• _REQUIREMENTS_
Word for word, restate every line of the listing that follows.

====== PROVIDED DATA

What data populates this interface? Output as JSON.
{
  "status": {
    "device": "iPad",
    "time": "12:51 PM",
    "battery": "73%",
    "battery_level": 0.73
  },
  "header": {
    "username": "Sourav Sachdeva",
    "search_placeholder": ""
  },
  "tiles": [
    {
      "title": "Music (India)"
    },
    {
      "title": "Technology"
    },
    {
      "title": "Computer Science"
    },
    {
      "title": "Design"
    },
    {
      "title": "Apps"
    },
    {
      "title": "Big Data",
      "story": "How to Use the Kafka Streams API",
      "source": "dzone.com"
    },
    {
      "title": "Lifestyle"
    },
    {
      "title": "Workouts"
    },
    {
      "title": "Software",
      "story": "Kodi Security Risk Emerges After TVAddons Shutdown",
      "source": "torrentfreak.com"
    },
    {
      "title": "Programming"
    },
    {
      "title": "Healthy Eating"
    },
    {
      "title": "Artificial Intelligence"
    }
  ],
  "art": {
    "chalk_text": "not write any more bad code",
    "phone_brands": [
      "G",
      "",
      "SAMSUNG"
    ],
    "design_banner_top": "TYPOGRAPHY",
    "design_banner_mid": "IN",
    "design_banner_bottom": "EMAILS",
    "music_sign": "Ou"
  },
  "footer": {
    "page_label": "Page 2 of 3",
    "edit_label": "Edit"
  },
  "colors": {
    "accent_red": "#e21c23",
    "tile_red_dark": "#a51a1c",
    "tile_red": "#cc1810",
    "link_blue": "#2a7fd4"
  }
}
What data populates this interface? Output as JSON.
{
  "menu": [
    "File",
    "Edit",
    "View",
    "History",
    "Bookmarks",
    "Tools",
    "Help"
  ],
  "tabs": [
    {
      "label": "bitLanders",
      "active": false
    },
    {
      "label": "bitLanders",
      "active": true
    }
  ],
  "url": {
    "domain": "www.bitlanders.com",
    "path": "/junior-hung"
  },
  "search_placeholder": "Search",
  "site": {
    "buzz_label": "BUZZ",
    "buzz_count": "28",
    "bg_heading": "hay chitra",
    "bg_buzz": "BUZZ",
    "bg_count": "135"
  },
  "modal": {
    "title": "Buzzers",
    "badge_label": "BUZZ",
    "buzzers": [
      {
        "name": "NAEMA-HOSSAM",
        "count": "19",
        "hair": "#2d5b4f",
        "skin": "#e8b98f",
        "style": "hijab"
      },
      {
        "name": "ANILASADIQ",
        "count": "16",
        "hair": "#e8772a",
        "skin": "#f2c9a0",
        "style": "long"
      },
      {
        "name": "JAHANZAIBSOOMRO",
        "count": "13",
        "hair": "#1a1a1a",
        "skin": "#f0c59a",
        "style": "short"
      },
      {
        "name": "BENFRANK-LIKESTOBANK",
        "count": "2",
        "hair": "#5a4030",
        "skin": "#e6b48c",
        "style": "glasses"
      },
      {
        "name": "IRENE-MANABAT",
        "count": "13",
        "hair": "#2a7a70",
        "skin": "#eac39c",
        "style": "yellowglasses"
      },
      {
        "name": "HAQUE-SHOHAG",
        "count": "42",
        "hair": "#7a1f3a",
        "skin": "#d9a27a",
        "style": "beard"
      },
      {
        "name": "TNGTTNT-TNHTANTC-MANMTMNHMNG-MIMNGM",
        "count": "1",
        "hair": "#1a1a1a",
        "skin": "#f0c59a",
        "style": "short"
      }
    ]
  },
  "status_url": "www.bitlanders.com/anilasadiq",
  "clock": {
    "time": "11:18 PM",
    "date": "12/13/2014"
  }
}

============

• _PROBLEM SOLUTION_
What data populates this interface? Output as JSON.
{
  "status": {
    "device": "iPad",
    "time": "12:51 PM",
    "battery": "73%",
    "battery_level": 0.73
  },
  "header": {
    "username": "Sourav Sachdeva",
    "search_placeholder": ""
  },
  "tiles": [
    {
      "title": "Music (India)"
    },
    {
      "title": "Technology"
    },
    {
      "title": "Computer Science"
    },
    {
      "title": "Design"
    },
    {
      "title": "Apps"
    },
    {
      "title": "Big Data",
      "story": "How to Use the Kafka Streams API",
      "source": "dzone.com"
    },
    {
      "title": "Lifestyle"
    },
    {
      "title": "Workouts"
    },
    {
      "title": "Software",
      "story": "Kodi Security Risk Emerges After TVAddons Shutdown",
      "source": "torrentfreak.com"
    },
    {
      "title": "Programming"
    },
    {
      "title": "Healthy Eating"
    },
    {
      "title": "Artificial Intelligence"
    }
  ],
  "art": {
    "chalk_text": "not write any more bad code",
    "phone_brands": [
      "G",
      "",
      "SAMSUNG"
    ],
    "design_banner_top": "TYPOGRAPHY",
    "design_banner_mid": "IN",
    "design_banner_bottom": "EMAILS",
    "music_sign": "Ou"
  },
  "footer": {
    "page_label": "Page 2 of 3",
    "edit_label": "Edit"
  },
  "colors": {
    "accent_red": "#e21c23",
    "tile_red_dark": "#a51a1c",
    "tile_red": "#cc1810",
    "link_blue": "#2a7fd4"
  }
}
What data populates this interface? Output as JSON.
{
  "menu": [
    "File",
    "Edit",
    "View",
    "History",
    "Bookmarks",
    "Tools",
    "Help"
  ],
  "tabs": [
    {
      "label": "bitLanders",
      "active": false
    },
    {
      "label": "bitLanders",
      "active": true
    }
  ],
  "url": {
    "domain": "www.bitlanders.com",
    "path": "/junior-hung"
  },
  "search_placeholder": "Search",
  "site": {
    "buzz_label": "BUZZ",
    "buzz_count": "28",
    "bg_heading": "hay chitra",
    "bg_buzz": "BUZZ",
    "bg_count": "135"
  },
  "modal": {
    "title": "Buzzers",
    "badge_label": "BUZZ",
    "buzzers": [
      {
        "name": "NAEMA-HOSSAM",
        "count": "19",
        "hair": "#2d5b4f",
        "skin": "#e8b98f",
        "style": "hijab"
      },
      {
        "name": "ANILASADIQ",
        "count": "16",
        "hair": "#e8772a",
        "skin": "#f2c9a0",
        "style": "long"
      },
      {
        "name": "JAHANZAIBSOOMRO",
        "count": "13",
        "hair": "#1a1a1a",
        "skin": "#f0c59a",
        "style": "short"
      },
      {
        "name": "BENFRANK-LIKESTOBANK",
        "count": "2",
        "hair": "#5a4030",
        "skin": "#e6b48c",
        "style": "glasses"
      },
      {
        "name": "IRENE-MANABAT",
        "count": "13",
        "hair": "#2a7a70",
        "skin": "#eac39c",
        "style": "yellowglasses"
      },
      {
        "name": "HAQUE-SHOHAG",
        "count": "42",
        "hair": "#7a1f3a",
        "skin": "#d9a27a",
        "style": "beard"
      },
      {
        "name": "TNGTTNT-TNHTANTC-MANMTMNHMNG-MIMNGM",
        "count": "1",
        "hair": "#1a1a1a",
        "skin": "#f0c59a",
        "style": "short"
      }
    ]
  },
  "status_url": "www.bitlanders.com/anilasadiq",
  "clock": {
    "time": "11:18 PM",
    "date": "12/13/2014"
  }
}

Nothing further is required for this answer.